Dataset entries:
* * * *

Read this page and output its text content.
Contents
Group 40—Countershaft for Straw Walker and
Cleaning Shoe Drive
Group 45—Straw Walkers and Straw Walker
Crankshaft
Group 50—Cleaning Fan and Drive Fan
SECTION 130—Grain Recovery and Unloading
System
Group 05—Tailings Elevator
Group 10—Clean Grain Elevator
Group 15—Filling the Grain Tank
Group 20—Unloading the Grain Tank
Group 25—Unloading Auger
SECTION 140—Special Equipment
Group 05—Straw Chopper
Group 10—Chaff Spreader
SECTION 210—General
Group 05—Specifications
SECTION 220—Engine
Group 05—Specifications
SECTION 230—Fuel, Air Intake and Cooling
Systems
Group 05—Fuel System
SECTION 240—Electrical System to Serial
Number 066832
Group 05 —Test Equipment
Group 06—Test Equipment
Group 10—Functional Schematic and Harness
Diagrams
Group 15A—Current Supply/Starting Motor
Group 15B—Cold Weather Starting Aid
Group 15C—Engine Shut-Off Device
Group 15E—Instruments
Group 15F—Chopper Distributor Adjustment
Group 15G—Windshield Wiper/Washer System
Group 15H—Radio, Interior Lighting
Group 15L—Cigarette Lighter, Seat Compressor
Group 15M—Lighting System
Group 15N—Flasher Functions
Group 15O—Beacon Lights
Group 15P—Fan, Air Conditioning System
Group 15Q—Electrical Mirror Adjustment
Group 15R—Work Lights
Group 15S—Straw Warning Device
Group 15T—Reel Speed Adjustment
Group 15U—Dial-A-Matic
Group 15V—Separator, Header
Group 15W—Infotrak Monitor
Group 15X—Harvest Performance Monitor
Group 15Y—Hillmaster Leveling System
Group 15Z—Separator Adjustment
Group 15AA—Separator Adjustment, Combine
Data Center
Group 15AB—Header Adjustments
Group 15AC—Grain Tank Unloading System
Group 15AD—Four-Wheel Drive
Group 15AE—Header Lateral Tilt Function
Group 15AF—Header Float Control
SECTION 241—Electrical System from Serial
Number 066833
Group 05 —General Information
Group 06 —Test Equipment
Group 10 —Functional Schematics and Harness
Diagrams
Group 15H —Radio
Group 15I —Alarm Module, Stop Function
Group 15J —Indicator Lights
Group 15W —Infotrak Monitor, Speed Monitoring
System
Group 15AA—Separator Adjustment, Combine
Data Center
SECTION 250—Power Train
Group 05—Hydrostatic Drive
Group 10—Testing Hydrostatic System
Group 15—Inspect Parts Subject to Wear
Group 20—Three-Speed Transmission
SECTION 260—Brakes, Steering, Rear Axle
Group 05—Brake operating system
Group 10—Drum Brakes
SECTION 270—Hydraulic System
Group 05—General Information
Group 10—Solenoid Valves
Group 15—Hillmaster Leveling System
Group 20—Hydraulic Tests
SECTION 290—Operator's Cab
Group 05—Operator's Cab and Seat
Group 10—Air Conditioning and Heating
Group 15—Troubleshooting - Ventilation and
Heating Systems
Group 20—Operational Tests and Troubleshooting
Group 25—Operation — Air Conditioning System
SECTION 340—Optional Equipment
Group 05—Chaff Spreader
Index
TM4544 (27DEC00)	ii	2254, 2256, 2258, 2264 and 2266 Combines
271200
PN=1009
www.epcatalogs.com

* * * *

#### Work to do:
Set down the entries above again, word for word.

#### Result of the exercise:
Read this page and output its text content.
Contents
Group 40—Countershaft for Straw Walker and
Cleaning Shoe Drive
Group 45—Straw Walkers and Straw Walker
Crankshaft
Group 50—Cleaning Fan and Drive Fan
SECTION 130—Grain Recovery and Unloading
System
Group 05—Tailings Elevator
Group 10—Clean Grain Elevator
Group 15—Filling the Grain Tank
Group 20—Unloading the Grain Tank
Group 25—Unloading Auger
SECTION 140—Special Equipment
Group 05—Straw Chopper
Group 10—Chaff Spreader
SECTION 210—General
Group 05—Specifications
SECTION 220—Engine
Group 05—Specifications
SECTION 230—Fuel, Air Intake and Cooling
Systems
Group 05—Fuel System
SECTION 240—Electrical System to Serial
Number 066832
Group 05 —Test Equipment
Group 06—Test Equipment
Group 10—Functional Schematic and Harness
Diagrams
Group 15A—Current Supply/Starting Motor
Group 15B—Cold Weather Starting Aid
Group 15C—Engine Shut-Off Device
Group 15E—Instruments
Group 15F—Chopper Distributor Adjustment
Group 15G—Windshield Wiper/Washer System
Group 15H—Radio, Interior Lighting
Group 15L—Cigarette Lighter, Seat Compressor
Group 15M—Lighting System
Group 15N—Flasher Functions
Group 15O—Beacon Lights
Group 15P—Fan, Air Conditioning System
Group 15Q—Electrical Mirror Adjustment
Group 15R—Work Lights
Group 15S—Straw Warning Device
Group 15T—Reel Speed Adjustment
Group 15U—Dial-A-Matic
Group 15V—Separator, Header
Group 15W—Infotrak Monitor
Group 15X—Harvest Performance Monitor
Group 15Y—Hillmaster Leveling System
Group 15Z—Separator Adjustment
Group 15AA—Separator Adjustment, Combine
Data Center
Group 15AB—Header Adjustments
Group 15AC—Grain Tank Unloading System
Group 15AD—Four-Wheel Drive
Group 15AE—Header Lateral Tilt Function
Group 15AF—Header Float Control
SECTION 241—Electrical System from Serial
Number 066833
Group 05 —General Information
Group 06 —Test Equipment
Group 10 —Functional Schematics and Harness
Diagrams
Group 15H —Radio
Group 15I —Alarm Module, Stop Function
Group 15J —Indicator Lights
Group 15W —Infotrak Monitor, Speed Monitoring
System
Group 15AA—Separator Adjustment, Combine
Data Center
SECTION 250—Power Train
Group 05—Hydrostatic Drive
Group 10—Testing Hydrostatic System
Group 15—Inspect Parts Subject to Wear
Group 20—Three-Speed Transmission
SECTION 260—Brakes, Steering, Rear Axle
Group 05—Brake operating system
Group 10—Drum Brakes
SECTION 270—Hydraulic System
Group 05—General Information
Group 10—Solenoid Valves
Group 15—Hillmaster Leveling System
Group 20—Hydraulic Tests
SECTION 290—Operator's Cab
Group 05—Operator's Cab and Seat
Group 10—Air Conditioning and Heating
Group 15—Troubleshooting - Ventilation and
Heating Systems
Group 20—Operational Tests and Troubleshooting
Group 25—Operation — Air Conditioning System
SECTION 340—Optional Equipment
Group 05—Chaff Spreader
Index
TM4544 (27DEC00)	ii	2254, 2256, 2258, 2264 and 2266 Combines
271200
PN=1009
www.epcatalogs.com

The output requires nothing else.